INSTRUCTIONS TO FOLLOW: Search the material below for the word "kayıtlarını". Copy every line that has it.

# # # #

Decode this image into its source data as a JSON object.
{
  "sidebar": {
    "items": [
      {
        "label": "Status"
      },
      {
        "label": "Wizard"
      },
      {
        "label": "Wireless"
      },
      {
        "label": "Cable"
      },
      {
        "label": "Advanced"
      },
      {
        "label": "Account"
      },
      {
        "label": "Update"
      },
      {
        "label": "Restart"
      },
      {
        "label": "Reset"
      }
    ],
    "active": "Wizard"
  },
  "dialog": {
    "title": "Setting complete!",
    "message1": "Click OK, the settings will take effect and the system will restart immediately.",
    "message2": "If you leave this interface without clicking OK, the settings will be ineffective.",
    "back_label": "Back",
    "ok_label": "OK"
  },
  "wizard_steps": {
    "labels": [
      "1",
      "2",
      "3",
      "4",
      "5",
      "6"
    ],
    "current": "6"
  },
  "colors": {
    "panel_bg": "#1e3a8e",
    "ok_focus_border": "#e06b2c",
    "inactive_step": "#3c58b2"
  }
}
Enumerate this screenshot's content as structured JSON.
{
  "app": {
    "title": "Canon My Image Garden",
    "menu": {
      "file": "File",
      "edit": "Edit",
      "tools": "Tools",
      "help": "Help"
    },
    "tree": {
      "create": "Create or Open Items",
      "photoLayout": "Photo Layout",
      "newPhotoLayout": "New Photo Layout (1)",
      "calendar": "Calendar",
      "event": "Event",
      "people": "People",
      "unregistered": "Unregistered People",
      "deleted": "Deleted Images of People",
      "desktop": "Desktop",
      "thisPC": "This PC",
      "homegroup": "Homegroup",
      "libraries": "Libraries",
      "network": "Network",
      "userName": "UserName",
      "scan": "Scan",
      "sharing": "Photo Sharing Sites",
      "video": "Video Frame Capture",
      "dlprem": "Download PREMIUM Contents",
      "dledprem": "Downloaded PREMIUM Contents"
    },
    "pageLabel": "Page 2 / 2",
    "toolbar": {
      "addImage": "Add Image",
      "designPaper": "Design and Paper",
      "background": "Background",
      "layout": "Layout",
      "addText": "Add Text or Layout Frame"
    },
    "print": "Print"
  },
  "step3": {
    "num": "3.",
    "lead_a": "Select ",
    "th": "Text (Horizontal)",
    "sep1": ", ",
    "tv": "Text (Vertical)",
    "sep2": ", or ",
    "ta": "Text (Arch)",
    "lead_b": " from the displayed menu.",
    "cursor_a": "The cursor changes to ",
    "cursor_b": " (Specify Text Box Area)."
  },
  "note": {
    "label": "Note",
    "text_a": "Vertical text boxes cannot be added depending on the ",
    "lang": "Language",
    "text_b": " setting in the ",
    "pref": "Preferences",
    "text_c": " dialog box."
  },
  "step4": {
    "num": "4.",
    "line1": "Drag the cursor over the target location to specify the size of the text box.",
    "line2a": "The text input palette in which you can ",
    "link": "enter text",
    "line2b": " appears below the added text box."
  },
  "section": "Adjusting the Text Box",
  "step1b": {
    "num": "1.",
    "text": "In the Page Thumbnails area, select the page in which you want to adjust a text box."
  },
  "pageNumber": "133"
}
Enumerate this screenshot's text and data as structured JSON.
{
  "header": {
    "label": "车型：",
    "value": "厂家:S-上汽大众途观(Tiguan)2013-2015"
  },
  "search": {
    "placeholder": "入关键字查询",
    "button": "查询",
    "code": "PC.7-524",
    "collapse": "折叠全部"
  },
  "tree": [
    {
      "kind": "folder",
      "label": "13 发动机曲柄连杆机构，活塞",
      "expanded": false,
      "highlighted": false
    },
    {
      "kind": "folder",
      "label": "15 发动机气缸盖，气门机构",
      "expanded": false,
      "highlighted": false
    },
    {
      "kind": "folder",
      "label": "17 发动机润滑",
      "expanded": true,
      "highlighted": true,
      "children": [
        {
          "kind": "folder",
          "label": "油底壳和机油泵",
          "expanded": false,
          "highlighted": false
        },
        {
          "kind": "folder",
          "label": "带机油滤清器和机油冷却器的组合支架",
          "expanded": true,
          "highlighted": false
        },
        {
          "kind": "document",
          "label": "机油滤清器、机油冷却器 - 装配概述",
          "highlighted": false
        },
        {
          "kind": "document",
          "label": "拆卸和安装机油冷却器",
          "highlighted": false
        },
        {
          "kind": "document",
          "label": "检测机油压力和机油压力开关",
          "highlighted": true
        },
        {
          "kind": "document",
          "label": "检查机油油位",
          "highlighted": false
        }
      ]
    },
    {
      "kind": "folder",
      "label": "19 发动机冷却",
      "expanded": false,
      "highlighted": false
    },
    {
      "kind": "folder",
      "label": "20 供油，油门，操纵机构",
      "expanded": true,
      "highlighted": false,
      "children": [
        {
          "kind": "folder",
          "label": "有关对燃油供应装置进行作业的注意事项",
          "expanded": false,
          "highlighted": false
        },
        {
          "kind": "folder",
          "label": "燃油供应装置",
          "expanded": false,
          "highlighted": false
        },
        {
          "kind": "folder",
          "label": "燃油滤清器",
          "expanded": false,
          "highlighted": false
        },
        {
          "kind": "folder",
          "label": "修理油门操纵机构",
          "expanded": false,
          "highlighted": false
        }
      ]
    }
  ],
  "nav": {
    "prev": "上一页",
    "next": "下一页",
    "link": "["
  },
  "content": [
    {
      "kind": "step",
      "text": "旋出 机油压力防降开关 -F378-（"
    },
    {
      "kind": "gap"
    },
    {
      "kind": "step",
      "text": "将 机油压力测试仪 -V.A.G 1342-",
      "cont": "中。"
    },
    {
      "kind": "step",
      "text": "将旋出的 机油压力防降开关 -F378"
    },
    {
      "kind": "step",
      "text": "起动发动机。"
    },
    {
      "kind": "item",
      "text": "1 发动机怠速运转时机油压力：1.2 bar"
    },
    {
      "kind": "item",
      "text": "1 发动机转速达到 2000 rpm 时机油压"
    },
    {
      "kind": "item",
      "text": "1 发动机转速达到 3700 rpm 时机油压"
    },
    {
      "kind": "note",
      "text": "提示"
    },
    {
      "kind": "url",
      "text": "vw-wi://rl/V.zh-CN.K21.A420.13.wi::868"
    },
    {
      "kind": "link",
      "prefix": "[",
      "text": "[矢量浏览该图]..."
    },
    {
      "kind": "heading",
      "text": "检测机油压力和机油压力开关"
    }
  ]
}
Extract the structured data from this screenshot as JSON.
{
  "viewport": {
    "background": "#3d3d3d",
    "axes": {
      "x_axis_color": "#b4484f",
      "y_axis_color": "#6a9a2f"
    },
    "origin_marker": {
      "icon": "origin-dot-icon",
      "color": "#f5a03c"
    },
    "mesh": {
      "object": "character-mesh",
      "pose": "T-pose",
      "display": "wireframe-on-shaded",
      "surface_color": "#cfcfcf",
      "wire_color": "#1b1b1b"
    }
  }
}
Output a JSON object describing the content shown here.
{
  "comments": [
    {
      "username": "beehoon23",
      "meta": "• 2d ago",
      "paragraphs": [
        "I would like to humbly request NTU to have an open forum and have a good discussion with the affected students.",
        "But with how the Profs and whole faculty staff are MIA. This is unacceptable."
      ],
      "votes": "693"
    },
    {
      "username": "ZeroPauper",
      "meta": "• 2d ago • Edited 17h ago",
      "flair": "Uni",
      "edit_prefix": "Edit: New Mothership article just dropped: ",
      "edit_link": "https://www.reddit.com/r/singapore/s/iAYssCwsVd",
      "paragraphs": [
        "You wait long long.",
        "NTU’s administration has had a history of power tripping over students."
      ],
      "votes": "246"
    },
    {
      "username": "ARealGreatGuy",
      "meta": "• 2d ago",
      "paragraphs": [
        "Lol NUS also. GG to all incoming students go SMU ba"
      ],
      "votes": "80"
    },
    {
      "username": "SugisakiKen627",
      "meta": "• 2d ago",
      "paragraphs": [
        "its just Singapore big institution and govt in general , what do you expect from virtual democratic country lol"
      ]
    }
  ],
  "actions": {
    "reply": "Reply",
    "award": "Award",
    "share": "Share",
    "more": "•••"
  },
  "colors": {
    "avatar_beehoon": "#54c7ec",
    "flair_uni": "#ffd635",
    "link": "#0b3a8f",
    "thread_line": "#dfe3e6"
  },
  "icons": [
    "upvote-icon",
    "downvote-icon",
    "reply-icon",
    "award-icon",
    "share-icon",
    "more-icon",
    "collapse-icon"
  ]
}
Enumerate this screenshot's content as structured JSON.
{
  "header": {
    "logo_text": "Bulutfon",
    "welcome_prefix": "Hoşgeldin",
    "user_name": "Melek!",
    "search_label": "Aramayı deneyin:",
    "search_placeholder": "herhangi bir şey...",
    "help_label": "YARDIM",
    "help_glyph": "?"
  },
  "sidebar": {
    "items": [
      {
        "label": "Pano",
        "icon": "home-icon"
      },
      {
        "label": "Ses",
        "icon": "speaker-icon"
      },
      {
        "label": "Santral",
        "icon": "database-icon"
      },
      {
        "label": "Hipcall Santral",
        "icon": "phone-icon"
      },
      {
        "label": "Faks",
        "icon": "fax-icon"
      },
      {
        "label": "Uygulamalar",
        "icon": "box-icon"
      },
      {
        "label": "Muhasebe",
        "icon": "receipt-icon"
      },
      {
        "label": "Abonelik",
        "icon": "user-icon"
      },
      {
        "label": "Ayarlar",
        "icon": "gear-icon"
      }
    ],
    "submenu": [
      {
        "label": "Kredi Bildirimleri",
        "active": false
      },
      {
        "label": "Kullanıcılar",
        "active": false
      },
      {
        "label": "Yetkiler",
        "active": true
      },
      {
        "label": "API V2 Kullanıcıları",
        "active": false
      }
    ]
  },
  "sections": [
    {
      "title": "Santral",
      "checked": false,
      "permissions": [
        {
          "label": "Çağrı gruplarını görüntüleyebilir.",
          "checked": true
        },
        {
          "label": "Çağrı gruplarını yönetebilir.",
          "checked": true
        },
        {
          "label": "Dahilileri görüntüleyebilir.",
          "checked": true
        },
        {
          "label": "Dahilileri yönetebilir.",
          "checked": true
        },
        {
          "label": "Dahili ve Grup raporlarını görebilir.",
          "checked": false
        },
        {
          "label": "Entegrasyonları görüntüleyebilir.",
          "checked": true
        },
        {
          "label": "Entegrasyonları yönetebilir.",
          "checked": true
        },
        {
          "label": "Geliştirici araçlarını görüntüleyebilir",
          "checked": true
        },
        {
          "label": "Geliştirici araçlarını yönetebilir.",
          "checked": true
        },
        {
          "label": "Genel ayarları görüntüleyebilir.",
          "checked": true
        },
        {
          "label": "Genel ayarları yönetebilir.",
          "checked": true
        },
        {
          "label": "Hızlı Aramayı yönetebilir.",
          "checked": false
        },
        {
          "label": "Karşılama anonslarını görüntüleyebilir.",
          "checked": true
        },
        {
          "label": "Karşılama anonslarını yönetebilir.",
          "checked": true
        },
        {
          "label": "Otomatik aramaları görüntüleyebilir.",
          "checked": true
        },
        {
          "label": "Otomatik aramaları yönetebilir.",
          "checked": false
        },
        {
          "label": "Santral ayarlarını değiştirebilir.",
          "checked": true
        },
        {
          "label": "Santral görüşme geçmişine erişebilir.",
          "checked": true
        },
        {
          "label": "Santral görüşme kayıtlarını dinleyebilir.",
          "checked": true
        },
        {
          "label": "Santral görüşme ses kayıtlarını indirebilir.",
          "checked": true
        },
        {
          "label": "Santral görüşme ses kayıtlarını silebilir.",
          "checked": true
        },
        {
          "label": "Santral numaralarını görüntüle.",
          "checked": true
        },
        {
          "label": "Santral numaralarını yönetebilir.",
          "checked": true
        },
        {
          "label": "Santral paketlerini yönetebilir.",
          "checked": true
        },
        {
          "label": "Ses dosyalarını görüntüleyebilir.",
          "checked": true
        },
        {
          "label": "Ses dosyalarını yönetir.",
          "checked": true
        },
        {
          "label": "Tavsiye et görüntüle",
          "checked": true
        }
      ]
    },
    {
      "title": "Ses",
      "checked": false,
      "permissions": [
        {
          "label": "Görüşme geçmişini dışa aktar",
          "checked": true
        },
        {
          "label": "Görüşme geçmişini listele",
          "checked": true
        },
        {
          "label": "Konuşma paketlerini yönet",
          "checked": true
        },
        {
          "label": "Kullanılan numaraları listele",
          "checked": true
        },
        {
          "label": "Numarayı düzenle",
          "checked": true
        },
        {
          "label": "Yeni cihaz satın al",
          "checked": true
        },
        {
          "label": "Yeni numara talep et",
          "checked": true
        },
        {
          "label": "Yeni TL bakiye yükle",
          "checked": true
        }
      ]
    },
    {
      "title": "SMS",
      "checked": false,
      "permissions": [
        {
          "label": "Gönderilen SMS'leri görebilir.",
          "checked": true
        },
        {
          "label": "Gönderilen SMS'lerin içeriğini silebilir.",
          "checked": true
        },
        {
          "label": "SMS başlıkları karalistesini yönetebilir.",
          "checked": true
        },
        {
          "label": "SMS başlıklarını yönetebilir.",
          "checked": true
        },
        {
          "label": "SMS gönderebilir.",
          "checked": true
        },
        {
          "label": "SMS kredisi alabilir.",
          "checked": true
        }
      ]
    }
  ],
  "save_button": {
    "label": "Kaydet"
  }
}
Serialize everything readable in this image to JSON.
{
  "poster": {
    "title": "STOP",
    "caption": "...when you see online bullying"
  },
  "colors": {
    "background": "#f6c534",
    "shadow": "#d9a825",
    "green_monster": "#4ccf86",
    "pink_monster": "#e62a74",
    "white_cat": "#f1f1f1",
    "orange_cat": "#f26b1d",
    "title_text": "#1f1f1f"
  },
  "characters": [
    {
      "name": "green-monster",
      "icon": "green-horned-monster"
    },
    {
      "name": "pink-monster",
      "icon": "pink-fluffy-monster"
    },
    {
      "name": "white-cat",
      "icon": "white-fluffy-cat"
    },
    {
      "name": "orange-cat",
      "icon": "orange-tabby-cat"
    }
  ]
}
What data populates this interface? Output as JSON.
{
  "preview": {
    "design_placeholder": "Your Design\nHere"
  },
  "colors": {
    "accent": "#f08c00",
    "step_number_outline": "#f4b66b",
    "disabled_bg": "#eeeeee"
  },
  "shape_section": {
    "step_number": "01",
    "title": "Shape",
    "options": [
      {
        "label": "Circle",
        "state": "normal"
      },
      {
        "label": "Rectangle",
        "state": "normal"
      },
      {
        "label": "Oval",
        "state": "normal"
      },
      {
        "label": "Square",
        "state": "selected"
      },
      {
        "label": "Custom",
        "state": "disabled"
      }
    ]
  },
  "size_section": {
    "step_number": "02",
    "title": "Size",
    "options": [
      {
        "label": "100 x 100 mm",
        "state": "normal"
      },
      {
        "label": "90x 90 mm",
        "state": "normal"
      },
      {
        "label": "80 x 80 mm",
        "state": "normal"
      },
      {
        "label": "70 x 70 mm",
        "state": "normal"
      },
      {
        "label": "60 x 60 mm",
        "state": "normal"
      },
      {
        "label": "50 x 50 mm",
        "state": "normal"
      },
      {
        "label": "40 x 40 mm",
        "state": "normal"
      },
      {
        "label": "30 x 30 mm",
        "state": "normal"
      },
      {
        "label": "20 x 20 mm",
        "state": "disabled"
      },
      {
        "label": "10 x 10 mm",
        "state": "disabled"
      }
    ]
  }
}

# # # #

TASK OUTPUT:
          "label": "Santral görüşme kayıtlarını dinleyebilir.",
          "label": "Santral görüşme ses kayıtlarını indirebilir.",
          "label": "Santral görüşme ses kayıtlarını silebilir.",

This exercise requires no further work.